* begin Material *

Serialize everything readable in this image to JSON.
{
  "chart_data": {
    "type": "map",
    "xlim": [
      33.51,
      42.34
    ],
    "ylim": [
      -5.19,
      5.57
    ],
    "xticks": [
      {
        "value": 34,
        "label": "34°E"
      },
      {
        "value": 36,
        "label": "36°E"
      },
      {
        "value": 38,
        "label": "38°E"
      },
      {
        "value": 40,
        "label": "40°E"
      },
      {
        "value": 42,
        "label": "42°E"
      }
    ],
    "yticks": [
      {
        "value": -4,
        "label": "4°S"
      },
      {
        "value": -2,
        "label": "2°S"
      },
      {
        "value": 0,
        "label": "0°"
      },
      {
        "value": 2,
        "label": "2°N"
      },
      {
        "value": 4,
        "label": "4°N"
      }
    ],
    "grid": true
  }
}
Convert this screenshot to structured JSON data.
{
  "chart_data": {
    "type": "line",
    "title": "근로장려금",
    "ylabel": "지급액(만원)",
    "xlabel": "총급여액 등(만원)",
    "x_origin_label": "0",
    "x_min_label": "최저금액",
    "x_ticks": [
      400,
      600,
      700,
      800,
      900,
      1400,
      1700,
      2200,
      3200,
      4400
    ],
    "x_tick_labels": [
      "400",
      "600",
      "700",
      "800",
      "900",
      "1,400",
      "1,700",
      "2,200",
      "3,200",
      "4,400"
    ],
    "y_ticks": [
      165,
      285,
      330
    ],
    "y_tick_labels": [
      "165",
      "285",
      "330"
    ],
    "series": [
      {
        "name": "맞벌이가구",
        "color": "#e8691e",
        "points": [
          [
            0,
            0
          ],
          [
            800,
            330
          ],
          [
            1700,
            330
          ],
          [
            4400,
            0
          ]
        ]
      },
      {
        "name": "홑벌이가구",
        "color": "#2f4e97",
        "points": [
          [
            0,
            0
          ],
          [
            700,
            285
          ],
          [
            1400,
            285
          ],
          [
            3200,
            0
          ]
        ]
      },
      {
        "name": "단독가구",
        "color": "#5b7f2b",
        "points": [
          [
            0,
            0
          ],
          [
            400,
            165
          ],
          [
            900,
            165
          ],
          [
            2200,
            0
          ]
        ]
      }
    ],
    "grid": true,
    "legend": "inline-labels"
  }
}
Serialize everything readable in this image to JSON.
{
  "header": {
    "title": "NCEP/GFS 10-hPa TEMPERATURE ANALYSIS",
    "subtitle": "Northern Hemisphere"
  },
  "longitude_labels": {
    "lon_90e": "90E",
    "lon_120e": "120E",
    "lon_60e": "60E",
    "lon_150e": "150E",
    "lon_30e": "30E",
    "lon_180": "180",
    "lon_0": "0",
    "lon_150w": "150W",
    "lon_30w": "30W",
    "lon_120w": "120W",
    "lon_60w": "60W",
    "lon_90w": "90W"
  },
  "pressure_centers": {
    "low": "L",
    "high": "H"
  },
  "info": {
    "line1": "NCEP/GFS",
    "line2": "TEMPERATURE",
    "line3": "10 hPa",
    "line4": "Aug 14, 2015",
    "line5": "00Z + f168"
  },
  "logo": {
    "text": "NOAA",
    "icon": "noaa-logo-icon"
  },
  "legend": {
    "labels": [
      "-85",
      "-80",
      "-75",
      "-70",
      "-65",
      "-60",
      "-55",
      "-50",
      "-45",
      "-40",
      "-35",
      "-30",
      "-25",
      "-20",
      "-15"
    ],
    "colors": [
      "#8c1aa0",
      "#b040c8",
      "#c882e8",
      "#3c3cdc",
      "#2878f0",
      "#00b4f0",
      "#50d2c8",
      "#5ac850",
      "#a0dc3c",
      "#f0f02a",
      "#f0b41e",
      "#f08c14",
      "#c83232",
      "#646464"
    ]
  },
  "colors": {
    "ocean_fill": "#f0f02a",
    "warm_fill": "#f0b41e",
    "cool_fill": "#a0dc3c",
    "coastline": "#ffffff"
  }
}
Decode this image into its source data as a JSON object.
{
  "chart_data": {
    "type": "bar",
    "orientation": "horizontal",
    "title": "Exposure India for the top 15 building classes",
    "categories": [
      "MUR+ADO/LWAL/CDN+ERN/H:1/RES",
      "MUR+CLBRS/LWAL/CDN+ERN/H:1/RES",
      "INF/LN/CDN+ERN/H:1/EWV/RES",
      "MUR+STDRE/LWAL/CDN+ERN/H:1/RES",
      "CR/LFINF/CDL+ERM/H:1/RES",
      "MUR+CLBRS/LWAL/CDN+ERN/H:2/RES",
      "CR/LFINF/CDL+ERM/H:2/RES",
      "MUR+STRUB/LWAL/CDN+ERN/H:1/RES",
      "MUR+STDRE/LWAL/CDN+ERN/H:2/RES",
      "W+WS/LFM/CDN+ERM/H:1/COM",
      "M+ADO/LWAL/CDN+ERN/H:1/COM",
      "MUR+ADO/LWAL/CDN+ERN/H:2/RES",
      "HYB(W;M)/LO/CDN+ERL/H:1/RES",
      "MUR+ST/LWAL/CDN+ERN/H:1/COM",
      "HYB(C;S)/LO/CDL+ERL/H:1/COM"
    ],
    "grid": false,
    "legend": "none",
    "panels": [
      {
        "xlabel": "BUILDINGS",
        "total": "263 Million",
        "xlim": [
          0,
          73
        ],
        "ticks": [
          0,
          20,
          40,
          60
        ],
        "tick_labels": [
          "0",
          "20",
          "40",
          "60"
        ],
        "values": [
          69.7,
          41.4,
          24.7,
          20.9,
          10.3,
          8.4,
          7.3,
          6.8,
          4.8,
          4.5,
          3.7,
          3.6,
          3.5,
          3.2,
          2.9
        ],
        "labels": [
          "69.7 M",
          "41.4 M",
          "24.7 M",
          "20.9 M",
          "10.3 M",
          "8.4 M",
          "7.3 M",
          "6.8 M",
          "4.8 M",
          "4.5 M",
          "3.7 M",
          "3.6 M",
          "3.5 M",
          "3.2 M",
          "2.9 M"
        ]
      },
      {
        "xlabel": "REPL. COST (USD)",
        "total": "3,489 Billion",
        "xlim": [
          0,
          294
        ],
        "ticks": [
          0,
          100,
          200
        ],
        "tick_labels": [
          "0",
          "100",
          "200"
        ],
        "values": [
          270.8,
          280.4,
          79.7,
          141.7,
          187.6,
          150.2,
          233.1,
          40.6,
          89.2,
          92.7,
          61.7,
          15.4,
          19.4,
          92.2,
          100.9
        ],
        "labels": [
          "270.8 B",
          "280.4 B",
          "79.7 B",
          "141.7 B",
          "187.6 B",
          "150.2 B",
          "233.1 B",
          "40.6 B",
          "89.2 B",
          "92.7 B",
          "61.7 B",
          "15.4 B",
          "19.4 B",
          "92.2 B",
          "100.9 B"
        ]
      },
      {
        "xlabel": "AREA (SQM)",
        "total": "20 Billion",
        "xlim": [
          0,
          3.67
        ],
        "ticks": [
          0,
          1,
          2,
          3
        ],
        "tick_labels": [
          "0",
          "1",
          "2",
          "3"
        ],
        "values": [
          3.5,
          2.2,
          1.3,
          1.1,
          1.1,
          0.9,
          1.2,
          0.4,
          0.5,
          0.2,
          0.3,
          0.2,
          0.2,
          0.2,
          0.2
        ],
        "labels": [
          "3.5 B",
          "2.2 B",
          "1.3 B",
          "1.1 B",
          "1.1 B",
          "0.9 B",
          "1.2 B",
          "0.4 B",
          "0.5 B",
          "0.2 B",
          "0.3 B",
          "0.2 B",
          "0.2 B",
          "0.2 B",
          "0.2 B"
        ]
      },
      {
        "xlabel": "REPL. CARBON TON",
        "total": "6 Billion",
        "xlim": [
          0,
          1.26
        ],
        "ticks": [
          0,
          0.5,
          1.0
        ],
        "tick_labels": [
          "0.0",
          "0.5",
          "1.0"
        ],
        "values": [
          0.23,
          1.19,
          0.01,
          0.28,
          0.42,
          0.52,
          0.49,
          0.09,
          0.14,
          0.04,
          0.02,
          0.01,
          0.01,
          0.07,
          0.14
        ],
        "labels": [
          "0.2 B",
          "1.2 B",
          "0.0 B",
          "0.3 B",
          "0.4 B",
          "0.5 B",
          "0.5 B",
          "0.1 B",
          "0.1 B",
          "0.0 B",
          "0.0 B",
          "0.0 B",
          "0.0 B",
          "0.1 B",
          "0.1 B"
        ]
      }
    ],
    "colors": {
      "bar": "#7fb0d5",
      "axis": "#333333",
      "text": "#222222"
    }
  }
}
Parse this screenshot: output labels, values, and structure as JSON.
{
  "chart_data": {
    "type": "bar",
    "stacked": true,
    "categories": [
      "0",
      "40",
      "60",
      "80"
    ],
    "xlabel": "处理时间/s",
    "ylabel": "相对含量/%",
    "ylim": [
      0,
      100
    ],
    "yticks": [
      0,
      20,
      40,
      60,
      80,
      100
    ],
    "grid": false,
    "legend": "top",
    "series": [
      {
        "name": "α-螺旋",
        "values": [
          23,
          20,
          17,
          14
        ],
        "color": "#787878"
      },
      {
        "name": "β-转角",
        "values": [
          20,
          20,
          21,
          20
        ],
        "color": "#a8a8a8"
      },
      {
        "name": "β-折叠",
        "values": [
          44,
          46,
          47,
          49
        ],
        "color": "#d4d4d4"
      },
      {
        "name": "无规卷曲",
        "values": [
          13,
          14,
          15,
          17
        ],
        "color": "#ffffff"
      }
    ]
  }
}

* end Material *

Written task
Which lines contain "LWAL"? Copy each of them.

Response to this task
      "MUR+ADO/LWAL/CDN+ERN/H:1/RES",
      "MUR+CLBRS/LWAL/CDN+ERN/H:1/RES",
      "MUR+STDRE/LWAL/CDN+ERN/H:1/RES",
      "MUR+CLBRS/LWAL/CDN+ERN/H:2/RES",
      "MUR+STRUB/LWAL/CDN+ERN/H:1/RES",
      "MUR+STDRE/LWAL/CDN+ERN/H:2/RES",
      "M+ADO/LWAL/CDN+ERN/H:1/COM",
      "MUR+ADO/LWAL/CDN+ERN/H:2/RES",
      "MUR+ST/LWAL/CDN+ERN/H:1/COM",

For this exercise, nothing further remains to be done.